What you need to do = Print the data exactly as it is given, please.

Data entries
--- begin ---
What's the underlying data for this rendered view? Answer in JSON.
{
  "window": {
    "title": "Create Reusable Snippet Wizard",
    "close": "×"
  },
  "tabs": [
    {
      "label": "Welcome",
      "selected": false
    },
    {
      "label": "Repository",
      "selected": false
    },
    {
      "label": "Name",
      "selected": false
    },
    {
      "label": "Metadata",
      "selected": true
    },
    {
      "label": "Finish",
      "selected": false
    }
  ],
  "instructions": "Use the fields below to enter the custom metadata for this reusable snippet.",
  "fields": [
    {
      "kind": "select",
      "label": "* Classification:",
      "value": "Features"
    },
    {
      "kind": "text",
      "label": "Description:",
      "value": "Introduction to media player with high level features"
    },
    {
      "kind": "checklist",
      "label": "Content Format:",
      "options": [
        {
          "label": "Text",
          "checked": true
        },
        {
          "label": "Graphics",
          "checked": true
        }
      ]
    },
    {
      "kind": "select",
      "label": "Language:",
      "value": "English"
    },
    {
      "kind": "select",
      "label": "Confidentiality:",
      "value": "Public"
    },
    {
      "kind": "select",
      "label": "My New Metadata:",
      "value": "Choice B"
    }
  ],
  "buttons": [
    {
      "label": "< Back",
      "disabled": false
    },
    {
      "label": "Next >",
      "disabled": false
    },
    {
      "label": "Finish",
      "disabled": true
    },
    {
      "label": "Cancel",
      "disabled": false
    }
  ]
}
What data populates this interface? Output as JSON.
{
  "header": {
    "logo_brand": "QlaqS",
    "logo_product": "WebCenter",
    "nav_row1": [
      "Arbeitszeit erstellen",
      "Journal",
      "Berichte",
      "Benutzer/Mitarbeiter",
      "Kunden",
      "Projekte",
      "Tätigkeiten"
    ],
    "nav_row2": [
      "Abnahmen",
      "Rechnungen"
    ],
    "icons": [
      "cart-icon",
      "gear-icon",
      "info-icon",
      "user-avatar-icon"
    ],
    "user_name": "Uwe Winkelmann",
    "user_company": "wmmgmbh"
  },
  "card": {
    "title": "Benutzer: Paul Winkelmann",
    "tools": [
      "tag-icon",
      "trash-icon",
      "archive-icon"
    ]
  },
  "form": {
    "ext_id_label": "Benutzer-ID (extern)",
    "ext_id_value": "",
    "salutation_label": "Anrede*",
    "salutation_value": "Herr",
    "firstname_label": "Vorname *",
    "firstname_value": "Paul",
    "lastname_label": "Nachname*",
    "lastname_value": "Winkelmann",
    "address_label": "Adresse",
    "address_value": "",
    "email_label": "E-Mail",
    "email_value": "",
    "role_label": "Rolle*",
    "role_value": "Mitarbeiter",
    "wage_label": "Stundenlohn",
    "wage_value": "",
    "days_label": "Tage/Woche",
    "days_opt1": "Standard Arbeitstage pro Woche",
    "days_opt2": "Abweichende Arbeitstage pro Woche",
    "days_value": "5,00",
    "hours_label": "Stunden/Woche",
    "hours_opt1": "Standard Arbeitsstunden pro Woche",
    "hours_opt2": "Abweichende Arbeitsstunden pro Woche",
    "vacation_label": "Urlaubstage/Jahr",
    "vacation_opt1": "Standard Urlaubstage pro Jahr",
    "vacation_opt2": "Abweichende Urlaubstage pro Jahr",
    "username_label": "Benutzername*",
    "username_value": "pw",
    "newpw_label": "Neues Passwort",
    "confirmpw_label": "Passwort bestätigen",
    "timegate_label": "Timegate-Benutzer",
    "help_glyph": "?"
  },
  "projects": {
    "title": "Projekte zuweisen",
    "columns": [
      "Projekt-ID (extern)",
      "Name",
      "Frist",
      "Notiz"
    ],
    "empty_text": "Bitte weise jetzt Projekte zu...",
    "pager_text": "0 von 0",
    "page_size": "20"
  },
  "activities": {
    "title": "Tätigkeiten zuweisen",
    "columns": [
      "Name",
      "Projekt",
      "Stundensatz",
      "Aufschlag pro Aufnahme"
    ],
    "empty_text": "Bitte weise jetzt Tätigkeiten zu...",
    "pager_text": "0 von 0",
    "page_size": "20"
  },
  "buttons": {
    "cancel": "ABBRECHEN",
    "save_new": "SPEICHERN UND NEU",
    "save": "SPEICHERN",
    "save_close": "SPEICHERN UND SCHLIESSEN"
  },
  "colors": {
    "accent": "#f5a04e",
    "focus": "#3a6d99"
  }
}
--- end ---
Solution for this task =
What's the underlying data for this rendered view? Answer in JSON.
{
  "window": {
    "title": "Create Reusable Snippet Wizard",
    "close": "×"
  },
  "tabs": [
    {
      "label": "Welcome",
      "selected": false
    },
    {
      "label": "Repository",
      "selected": false
    },
    {
      "label": "Name",
      "selected": false
    },
    {
      "label": "Metadata",
      "selected": true
    },
    {
      "label": "Finish",
      "selected": false
    }
  ],
  "instructions": "Use the fields below to enter the custom metadata for this reusable snippet.",
  "fields": [
    {
      "kind": "select",
      "label": "* Classification:",
      "value": "Features"
    },
    {
      "kind": "text",
      "label": "Description:",
      "value": "Introduction to media player with high level features"
    },
    {
      "kind": "checklist",
      "label": "Content Format:",
      "options": [
        {
          "label": "Text",
          "checked": true
        },
        {
          "label": "Graphics",
          "checked": true
        }
      ]
    },
    {
      "kind": "select",
      "label": "Language:",
      "value": "English"
    },
    {
      "kind": "select",
      "label": "Confidentiality:",
      "value": "Public"
    },
    {
      "kind": "select",
      "label": "My New Metadata:",
      "value": "Choice B"
    }
  ],
  "buttons": [
    {
      "label": "< Back",
      "disabled": false
    },
    {
      "label": "Next >",
      "disabled": false
    },
    {
      "label": "Finish",
      "disabled": true
    },
    {
      "label": "Cancel",
      "disabled": false
    }
  ]
}
What data populates this interface? Output as JSON.
{
  "header": {
    "logo_brand": "QlaqS",
    "logo_product": "WebCenter",
    "nav_row1": [
      "Arbeitszeit erstellen",
      "Journal",
      "Berichte",
      "Benutzer/Mitarbeiter",
      "Kunden",
      "Projekte",
      "Tätigkeiten"
    ],
    "nav_row2": [
      "Abnahmen",
      "Rechnungen"
    ],
    "icons": [
      "cart-icon",
      "gear-icon",
      "info-icon",
      "user-avatar-icon"
    ],
    "user_name": "Uwe Winkelmann",
    "user_company": "wmmgmbh"
  },
  "card": {
    "title": "Benutzer: Paul Winkelmann",
    "tools": [
      "tag-icon",
      "trash-icon",
      "archive-icon"
    ]
  },
  "form": {
    "ext_id_label": "Benutzer-ID (extern)",
    "ext_id_value": "",
    "salutation_label": "Anrede*",
    "salutation_value": "Herr",
    "firstname_label": "Vorname *",
    "firstname_value": "Paul",
    "lastname_label": "Nachname*",
    "lastname_value": "Winkelmann",
    "address_label": "Adresse",
    "address_value": "",
    "email_label": "E-Mail",
    "email_value": "",
    "role_label": "Rolle*",
    "role_value": "Mitarbeiter",
    "wage_label": "Stundenlohn",
    "wage_value": "",
    "days_label": "Tage/Woche",
    "days_opt1": "Standard Arbeitstage pro Woche",
    "days_opt2": "Abweichende Arbeitstage pro Woche",
    "days_value": "5,00",
    "hours_label": "Stunden/Woche",
    "hours_opt1": "Standard Arbeitsstunden pro Woche",
    "hours_opt2": "Abweichende Arbeitsstunden pro Woche",
    "vacation_label": "Urlaubstage/Jahr",
    "vacation_opt1": "Standard Urlaubstage pro Jahr",
    "vacation_opt2": "Abweichende Urlaubstage pro Jahr",
    "username_label": "Benutzername*",
    "username_value": "pw",
    "newpw_label": "Neues Passwort",
    "confirmpw_label": "Passwort bestätigen",
    "timegate_label": "Timegate-Benutzer",
    "help_glyph": "?"
  },
  "projects": {
    "title": "Projekte zuweisen",
    "columns": [
      "Projekt-ID (extern)",
      "Name",
      "Frist",
      "Notiz"
    ],
    "empty_text": "Bitte weise jetzt Projekte zu...",
    "pager_text": "0 von 0",
    "page_size": "20"
  },
  "activities": {
    "title": "Tätigkeiten zuweisen",
    "columns": [
      "Name",
      "Projekt",
      "Stundensatz",
      "Aufschlag pro Aufnahme"
    ],
    "empty_text": "Bitte weise jetzt Tätigkeiten zu...",
    "pager_text": "0 von 0",
    "page_size": "20"
  },
  "buttons": {
    "cancel": "ABBRECHEN",
    "save_new": "SPEICHERN UND NEU",
    "save": "SPEICHERN",
    "save_close": "SPEICHERN UND SCHLIESSEN"
  },
  "colors": {
    "accent": "#f5a04e",
    "focus": "#3a6d99"
  }
}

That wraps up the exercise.